[Stated exercise]: Please write out the material that follows, exactly as it stands.

[Data items]
--- START ---

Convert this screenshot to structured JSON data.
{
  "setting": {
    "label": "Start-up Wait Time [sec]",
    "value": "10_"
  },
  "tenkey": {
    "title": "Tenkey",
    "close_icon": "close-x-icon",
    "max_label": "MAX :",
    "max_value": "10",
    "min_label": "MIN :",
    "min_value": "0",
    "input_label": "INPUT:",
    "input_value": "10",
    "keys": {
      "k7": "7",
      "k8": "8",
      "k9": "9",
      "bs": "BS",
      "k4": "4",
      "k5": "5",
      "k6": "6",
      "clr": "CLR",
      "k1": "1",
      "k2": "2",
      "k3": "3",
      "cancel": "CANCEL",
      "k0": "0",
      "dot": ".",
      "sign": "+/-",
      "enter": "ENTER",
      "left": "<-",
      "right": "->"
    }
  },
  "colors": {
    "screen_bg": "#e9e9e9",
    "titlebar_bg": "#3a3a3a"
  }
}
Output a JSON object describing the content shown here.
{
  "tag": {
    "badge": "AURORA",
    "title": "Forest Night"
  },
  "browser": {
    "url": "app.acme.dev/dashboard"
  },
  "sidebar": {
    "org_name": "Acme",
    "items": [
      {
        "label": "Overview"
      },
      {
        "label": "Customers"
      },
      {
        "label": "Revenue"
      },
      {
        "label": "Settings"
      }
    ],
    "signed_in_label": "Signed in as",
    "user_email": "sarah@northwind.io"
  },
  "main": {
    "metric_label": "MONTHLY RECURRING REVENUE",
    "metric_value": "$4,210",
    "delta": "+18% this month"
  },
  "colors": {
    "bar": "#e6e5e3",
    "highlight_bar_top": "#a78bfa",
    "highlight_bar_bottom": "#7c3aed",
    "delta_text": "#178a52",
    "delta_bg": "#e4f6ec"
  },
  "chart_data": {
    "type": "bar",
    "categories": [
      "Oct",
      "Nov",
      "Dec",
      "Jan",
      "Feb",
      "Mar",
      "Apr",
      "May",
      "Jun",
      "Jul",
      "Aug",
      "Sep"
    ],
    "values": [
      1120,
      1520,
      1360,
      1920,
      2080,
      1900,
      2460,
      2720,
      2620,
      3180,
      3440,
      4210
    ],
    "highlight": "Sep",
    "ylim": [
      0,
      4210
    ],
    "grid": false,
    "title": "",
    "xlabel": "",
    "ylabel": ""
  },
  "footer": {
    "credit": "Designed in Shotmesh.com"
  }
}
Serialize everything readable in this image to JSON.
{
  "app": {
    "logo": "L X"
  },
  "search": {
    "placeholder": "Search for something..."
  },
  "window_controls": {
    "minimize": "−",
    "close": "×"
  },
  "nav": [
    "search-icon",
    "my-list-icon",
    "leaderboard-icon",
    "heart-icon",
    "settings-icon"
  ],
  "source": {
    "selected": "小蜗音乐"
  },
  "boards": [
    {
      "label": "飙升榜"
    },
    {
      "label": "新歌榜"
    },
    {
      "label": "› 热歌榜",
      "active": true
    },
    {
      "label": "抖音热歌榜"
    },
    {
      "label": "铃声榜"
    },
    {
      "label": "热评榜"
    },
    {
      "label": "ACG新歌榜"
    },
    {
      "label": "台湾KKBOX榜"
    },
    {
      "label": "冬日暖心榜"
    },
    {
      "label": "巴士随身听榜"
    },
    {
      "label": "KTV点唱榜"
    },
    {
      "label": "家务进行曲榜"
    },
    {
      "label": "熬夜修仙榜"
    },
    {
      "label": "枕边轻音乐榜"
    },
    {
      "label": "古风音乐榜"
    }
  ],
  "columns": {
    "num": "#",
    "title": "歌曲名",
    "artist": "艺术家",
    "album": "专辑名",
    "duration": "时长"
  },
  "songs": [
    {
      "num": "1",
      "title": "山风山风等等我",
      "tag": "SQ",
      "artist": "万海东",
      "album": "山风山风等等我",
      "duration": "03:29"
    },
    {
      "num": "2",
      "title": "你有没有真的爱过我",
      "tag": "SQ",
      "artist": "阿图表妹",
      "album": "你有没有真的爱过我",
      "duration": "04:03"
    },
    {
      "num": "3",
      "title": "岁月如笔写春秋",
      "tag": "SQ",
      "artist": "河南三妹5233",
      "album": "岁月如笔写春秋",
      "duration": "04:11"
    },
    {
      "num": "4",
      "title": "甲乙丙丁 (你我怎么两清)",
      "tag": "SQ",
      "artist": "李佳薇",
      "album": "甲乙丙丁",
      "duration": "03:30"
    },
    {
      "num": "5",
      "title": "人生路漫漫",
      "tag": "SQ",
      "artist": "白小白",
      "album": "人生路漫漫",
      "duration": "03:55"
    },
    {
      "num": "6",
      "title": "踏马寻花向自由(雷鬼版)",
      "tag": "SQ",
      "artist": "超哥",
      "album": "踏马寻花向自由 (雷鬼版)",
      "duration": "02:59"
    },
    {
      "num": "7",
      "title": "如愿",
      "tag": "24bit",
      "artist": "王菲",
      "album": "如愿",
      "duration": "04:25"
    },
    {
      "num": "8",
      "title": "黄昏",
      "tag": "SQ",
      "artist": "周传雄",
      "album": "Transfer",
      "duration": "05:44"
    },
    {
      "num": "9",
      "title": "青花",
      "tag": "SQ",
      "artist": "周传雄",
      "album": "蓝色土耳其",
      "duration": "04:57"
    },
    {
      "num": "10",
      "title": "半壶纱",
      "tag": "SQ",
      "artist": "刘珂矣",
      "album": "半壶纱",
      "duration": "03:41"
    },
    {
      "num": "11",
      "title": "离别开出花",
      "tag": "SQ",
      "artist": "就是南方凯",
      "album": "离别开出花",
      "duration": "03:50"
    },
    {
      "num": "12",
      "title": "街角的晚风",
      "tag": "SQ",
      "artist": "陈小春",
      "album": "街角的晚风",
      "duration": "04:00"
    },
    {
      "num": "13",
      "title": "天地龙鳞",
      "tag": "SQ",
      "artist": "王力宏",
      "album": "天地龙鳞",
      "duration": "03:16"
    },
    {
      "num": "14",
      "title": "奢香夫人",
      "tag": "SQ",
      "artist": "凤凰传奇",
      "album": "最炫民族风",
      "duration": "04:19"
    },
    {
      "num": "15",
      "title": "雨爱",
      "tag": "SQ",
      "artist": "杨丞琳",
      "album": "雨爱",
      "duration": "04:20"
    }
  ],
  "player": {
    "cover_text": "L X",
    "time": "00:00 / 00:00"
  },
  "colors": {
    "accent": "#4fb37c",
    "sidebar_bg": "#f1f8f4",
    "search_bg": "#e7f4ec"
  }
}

--- END ---

[Final result]:
Convert this screenshot to structured JSON data.
{
  "setting": {
    "label": "Start-up Wait Time [sec]",
    "value": "10_"
  },
  "tenkey": {
    "title": "Tenkey",
    "close_icon": "close-x-icon",
    "max_label": "MAX :",
    "max_value": "10",
    "min_label": "MIN :",
    "min_value": "0",
    "input_label": "INPUT:",
    "input_value": "10",
    "keys": {
      "k7": "7",
      "k8": "8",
      "k9": "9",
      "bs": "BS",
      "k4": "4",
      "k5": "5",
      "k6": "6",
      "clr": "CLR",
      "k1": "1",
      "k2": "2",
      "k3": "3",
      "cancel": "CANCEL",
      "k0": "0",
      "dot": ".",
      "sign": "+/-",
      "enter": "ENTER",
      "left": "<-",
      "right": "->"
    }
  },
  "colors": {
    "screen_bg": "#e9e9e9",
    "titlebar_bg": "#3a3a3a"
  }
}
Output a JSON object describing the content shown here.
{
  "tag": {
    "badge": "AURORA",
    "title": "Forest Night"
  },
  "browser": {
    "url": "app.acme.dev/dashboard"
  },
  "sidebar": {
    "org_name": "Acme",
    "items": [
      {
        "label": "Overview"
      },
      {
        "label": "Customers"
      },
      {
        "label": "Revenue"
      },
      {
        "label": "Settings"
      }
    ],
    "signed_in_label": "Signed in as",
    "user_email": "sarah@northwind.io"
  },
  "main": {
    "metric_label": "MONTHLY RECURRING REVENUE",
    "metric_value": "$4,210",
    "delta": "+18% this month"
  },
  "colors": {
    "bar": "#e6e5e3",
    "highlight_bar_top": "#a78bfa",
    "highlight_bar_bottom": "#7c3aed",
    "delta_text": "#178a52",
    "delta_bg": "#e4f6ec"
  },
  "chart_data": {
    "type": "bar",
    "categories": [
      "Oct",
      "Nov",
      "Dec",
      "Jan",
      "Feb",
      "Mar",
      "Apr",
      "May",
      "Jun",
      "Jul",
      "Aug",
      "Sep"
    ],
    "values": [
      1120,
      1520,
      1360,
      1920,
      2080,
      1900,
      2460,
      2720,
      2620,
      3180,
      3440,
      4210
    ],
    "highlight": "Sep",
    "ylim": [
      0,
      4210
    ],
    "grid": false,
    "title": "",
    "xlabel": "",
    "ylabel": ""
  },
  "footer": {
    "credit": "Designed in Shotmesh.com"
  }
}
Serialize everything readable in this image to JSON.
{
  "app": {
    "logo": "L X"
  },
  "search": {
    "placeholder": "Search for something..."
  },
  "window_controls": {
    "minimize": "−",
    "close": "×"
  },
  "nav": [
    "search-icon",
    "my-list-icon",
    "leaderboard-icon",
    "heart-icon",
    "settings-icon"
  ],
  "source": {
    "selected": "小蜗音乐"
  },
  "boards": [
    {
      "label": "飙升榜"
    },
    {
      "label": "新歌榜"
    },
    {
      "label": "› 热歌榜",
      "active": true
    },
    {
      "label": "抖音热歌榜"
    },
    {
      "label": "铃声榜"
    },
    {
      "label": "热评榜"
    },
    {
      "label": "ACG新歌榜"
    },
    {
      "label": "台湾KKBOX榜"
    },
    {
      "label": "冬日暖心榜"
    },
    {
      "label": "巴士随身听榜"
    },
    {
      "label": "KTV点唱榜"
    },
    {
      "label": "家务进行曲榜"
    },
    {
      "label": "熬夜修仙榜"
    },
    {
      "label": "枕边轻音乐榜"
    },
    {
      "label": "古风音乐榜"
    }
  ],
  "columns": {
    "num": "#",
    "title": "歌曲名",
    "artist": "艺术家",
    "album": "专辑名",
    "duration": "时长"
  },
  "songs": [
    {
      "num": "1",
      "title": "山风山风等等我",
      "tag": "SQ",
      "artist": "万海东",
      "album": "山风山风等等我",
      "duration": "03:29"
    },
    {
      "num": "2",
      "title": "你有没有真的爱过我",
      "tag": "SQ",
      "artist": "阿图表妹",
      "album": "你有没有真的爱过我",
      "duration": "04:03"
    },
    {
      "num": "3",
      "title": "岁月如笔写春秋",
      "tag": "SQ",
      "artist": "河南三妹5233",
      "album": "岁月如笔写春秋",
      "duration": "04:11"
    },
    {
      "num": "4",
      "title": "甲乙丙丁 (你我怎么两清)",
      "tag": "SQ",
      "artist": "李佳薇",
      "album": "甲乙丙丁",
      "duration": "03:30"
    },
    {
      "num": "5",
      "title": "人生路漫漫",
      "tag": "SQ",
      "artist": "白小白",
      "album": "人生路漫漫",
      "duration": "03:55"
    },
    {
      "num": "6",
      "title": "踏马寻花向自由(雷鬼版)",
      "tag": "SQ",
      "artist": "超哥",
      "album": "踏马寻花向自由 (雷鬼版)",
      "duration": "02:59"
    },
    {
      "num": "7",
      "title": "如愿",
      "tag": "24bit",
      "artist": "王菲",
      "album": "如愿",
      "duration": "04:25"
    },
    {
      "num": "8",
      "title": "黄昏",
      "tag": "SQ",
      "artist": "周传雄",
      "album": "Transfer",
      "duration": "05:44"
    },
    {
      "num": "9",
      "title": "青花",
      "tag": "SQ",
      "artist": "周传雄",
      "album": "蓝色土耳其",
      "duration": "04:57"
    },
    {
      "num": "10",
      "title": "半壶纱",
      "tag": "SQ",
      "artist": "刘珂矣",
      "album": "半壶纱",
      "duration": "03:41"
    },
    {
      "num": "11",
      "title": "离别开出花",
      "tag": "SQ",
      "artist": "就是南方凯",
      "album": "离别开出花",
      "duration": "03:50"
    },
    {
      "num": "12",
      "title": "街角的晚风",
      "tag": "SQ",
      "artist": "陈小春",
      "album": "街角的晚风",
      "duration": "04:00"
    },
    {
      "num": "13",
      "title": "天地龙鳞",
      "tag": "SQ",
      "artist": "王力宏",
      "album": "天地龙鳞",
      "duration": "03:16"
    },
    {
      "num": "14",
      "title": "奢香夫人",
      "tag": "SQ",
      "artist": "凤凰传奇",
      "album": "最炫民族风",
      "duration": "04:19"
    },
    {
      "num": "15",
      "title": "雨爱",
      "tag": "SQ",
      "artist": "杨丞琳",
      "album": "雨爱",
      "duration": "04:20"
    }
  ],
  "player": {
    "cover_text": "L X",
    "time": "00:00 / 00:00"
  },
  "colors": {
    "accent": "#4fb37c",
    "sidebar_bg": "#f1f8f4",
    "search_bg": "#e7f4ec"
  }
}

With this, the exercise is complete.